## Written request
Go through the data below. Pull out every line that has the word "JSON".

Stored data:
++++++++++
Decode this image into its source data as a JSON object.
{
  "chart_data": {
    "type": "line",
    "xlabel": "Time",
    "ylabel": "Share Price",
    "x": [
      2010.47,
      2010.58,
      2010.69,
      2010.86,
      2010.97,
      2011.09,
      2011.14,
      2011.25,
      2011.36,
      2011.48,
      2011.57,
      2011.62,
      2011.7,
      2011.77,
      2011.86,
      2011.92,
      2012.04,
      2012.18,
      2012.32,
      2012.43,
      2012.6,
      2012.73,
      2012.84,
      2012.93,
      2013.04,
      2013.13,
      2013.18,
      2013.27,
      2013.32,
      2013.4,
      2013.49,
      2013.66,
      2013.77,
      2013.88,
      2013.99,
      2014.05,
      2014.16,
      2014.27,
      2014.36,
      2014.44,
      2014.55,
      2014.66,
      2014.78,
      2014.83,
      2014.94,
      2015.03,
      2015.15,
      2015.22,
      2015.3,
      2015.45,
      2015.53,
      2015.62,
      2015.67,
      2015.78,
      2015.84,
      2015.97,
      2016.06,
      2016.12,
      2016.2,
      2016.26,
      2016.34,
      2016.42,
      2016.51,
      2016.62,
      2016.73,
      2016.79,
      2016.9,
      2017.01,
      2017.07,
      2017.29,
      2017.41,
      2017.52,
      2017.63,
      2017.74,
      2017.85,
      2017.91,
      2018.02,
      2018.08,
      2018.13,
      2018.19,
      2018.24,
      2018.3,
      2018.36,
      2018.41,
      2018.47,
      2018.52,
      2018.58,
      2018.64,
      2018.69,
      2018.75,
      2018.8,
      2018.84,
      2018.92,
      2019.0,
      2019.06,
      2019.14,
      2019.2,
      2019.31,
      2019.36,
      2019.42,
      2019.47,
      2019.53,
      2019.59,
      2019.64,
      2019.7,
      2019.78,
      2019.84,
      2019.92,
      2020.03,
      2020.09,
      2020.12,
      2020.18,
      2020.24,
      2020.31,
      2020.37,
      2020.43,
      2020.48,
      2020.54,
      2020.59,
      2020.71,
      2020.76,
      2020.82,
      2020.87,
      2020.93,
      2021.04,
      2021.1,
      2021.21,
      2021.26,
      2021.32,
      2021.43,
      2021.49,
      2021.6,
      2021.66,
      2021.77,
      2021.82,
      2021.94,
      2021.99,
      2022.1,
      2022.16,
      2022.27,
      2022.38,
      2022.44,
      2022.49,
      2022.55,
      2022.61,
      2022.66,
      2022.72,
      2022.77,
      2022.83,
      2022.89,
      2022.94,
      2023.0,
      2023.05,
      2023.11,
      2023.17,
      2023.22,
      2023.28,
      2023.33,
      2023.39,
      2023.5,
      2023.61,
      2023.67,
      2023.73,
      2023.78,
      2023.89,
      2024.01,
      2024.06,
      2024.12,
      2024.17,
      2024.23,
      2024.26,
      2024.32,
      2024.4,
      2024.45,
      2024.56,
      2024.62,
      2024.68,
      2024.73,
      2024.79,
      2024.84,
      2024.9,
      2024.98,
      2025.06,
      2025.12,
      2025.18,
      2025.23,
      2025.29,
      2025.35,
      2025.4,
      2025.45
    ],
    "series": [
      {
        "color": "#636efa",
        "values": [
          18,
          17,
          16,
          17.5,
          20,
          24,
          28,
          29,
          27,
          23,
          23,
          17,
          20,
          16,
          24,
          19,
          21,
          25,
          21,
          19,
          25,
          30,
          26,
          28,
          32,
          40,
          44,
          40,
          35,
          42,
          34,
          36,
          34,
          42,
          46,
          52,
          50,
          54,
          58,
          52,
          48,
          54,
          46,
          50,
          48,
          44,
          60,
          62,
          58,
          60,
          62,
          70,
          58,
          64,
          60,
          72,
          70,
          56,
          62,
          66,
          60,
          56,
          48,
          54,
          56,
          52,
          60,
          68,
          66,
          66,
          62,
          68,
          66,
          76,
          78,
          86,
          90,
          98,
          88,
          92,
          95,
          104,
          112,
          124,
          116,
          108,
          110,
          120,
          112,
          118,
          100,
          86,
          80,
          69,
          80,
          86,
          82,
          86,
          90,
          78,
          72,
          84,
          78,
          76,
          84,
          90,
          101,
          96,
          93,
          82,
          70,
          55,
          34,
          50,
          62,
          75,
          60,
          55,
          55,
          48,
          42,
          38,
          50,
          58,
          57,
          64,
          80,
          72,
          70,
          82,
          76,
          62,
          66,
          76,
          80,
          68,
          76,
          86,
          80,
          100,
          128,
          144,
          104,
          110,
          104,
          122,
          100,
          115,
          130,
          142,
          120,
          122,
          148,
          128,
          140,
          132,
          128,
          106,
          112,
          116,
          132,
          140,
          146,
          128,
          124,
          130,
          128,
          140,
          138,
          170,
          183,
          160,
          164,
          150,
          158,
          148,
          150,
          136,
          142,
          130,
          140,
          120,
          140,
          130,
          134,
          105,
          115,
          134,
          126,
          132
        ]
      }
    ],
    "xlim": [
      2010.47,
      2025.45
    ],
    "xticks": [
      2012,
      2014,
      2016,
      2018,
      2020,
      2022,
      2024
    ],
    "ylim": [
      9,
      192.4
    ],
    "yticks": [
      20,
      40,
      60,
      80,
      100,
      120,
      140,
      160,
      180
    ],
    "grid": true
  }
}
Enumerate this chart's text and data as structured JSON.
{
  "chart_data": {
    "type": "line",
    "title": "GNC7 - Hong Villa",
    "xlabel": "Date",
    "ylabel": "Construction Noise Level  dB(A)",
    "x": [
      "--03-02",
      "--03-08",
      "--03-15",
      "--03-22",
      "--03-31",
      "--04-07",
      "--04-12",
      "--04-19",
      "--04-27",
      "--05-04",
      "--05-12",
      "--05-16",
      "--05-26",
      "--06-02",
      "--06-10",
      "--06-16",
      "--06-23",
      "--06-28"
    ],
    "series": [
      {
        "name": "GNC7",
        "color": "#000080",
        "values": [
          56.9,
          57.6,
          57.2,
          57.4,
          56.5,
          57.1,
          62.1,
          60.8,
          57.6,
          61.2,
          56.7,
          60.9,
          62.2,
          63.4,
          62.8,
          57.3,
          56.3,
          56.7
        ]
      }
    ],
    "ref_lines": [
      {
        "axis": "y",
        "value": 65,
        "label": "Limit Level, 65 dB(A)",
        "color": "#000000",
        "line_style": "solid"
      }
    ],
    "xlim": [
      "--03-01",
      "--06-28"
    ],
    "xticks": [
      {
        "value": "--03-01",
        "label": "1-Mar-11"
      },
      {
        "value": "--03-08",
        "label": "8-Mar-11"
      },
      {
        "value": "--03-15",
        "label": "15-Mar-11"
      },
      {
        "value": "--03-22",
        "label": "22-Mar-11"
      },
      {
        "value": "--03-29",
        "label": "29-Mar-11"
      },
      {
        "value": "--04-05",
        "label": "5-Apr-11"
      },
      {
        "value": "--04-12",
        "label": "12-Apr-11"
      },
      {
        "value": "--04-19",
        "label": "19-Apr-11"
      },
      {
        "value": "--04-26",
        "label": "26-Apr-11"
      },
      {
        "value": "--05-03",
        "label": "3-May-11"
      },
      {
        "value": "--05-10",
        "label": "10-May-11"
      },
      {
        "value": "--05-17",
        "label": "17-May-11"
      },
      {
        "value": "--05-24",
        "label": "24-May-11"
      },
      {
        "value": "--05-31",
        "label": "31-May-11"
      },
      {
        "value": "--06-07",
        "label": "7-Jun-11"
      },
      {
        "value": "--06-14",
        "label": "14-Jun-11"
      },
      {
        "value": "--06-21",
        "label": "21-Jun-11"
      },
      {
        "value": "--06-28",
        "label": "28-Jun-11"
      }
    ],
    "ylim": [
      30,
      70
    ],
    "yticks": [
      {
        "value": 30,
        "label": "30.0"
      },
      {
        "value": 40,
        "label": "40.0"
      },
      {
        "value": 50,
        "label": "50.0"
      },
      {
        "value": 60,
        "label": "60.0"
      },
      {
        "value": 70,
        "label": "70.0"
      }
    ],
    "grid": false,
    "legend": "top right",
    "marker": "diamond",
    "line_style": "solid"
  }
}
++++++++++
## Result for this task
Decode this image into its source data as a JSON object.
Enumerate this chart's text and data as structured JSON.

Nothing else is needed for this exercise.